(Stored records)
———
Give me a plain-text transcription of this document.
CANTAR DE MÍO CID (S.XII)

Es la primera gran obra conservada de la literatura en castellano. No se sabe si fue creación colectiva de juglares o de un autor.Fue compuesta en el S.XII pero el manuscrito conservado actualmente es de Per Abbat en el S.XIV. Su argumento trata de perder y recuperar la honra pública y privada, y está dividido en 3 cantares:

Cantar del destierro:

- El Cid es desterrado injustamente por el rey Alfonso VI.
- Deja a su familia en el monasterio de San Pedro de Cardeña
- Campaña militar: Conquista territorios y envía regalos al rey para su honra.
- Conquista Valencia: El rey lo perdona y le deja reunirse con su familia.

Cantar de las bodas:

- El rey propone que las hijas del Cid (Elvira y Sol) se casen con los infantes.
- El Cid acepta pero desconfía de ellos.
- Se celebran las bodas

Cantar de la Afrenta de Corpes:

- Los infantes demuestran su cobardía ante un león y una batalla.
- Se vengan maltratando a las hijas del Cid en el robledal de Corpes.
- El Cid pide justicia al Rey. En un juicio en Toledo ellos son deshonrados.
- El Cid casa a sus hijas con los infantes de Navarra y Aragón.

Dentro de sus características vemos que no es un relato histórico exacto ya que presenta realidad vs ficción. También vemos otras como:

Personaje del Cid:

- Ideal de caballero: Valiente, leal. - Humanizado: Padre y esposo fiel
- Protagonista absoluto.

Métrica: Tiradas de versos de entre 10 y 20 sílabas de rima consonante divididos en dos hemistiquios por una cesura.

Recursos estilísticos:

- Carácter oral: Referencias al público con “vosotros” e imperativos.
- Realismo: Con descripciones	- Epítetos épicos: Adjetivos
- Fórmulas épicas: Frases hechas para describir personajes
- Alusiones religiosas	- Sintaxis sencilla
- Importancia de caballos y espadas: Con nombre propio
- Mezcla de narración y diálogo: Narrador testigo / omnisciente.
———
[YOUR GOAL] Write out the data exactly as it stands.

[REPLY]
Give me a plain-text transcription of this document.
CANTAR DE MÍO CID (S.XII)

Es la primera gran obra conservada de la literatura en castellano. No se sabe si fue creación colectiva de juglares o de un autor.Fue compuesta en el S.XII pero el manuscrito conservado actualmente es de Per Abbat en el S.XIV. Su argumento trata de perder y recuperar la honra pública y privada, y está dividido en 3 cantares:

Cantar del destierro:

- El Cid es desterrado injustamente por el rey Alfonso VI.
- Deja a su familia en el monasterio de San Pedro de Cardeña
- Campaña militar: Conquista territorios y envía regalos al rey para su honra.
- Conquista Valencia: El rey lo perdona y le deja reunirse con su familia.

Cantar de las bodas:

- El rey propone que las hijas del Cid (Elvira y Sol) se casen con los infantes.
- El Cid acepta pero desconfía de ellos.
- Se celebran las bodas

Cantar de la Afrenta de Corpes:

- Los infantes demuestran su cobardía ante un león y una batalla.
- Se vengan maltratando a las hijas del Cid en el robledal de Corpes.
- El Cid pide justicia al Rey. En un juicio en Toledo ellos son deshonrados.
- El Cid casa a sus hijas con los infantes de Navarra y Aragón.

Dentro de sus características vemos que no es un relato histórico exacto ya que presenta realidad vs ficción. También vemos otras como:

Personaje del Cid:

- Ideal de caballero: Valiente, leal. - Humanizado: Padre y esposo fiel
- Protagonista absoluto.

Métrica: Tiradas de versos de entre 10 y 20 sílabas de rima consonante divididos en dos hemistiquios por una cesura.

Recursos estilísticos:

- Carácter oral: Referencias al público con “vosotros” e imperativos.
- Realismo: Con descripciones	- Epítetos épicos: Adjetivos
- Fórmulas épicas: Frases hechas para describir personajes
- Alusiones religiosas	- Sintaxis sencilla
- Importancia de caballos y espadas: Con nombre propio
- Mezcla de narración y diálogo: Narrador testigo / omnisciente.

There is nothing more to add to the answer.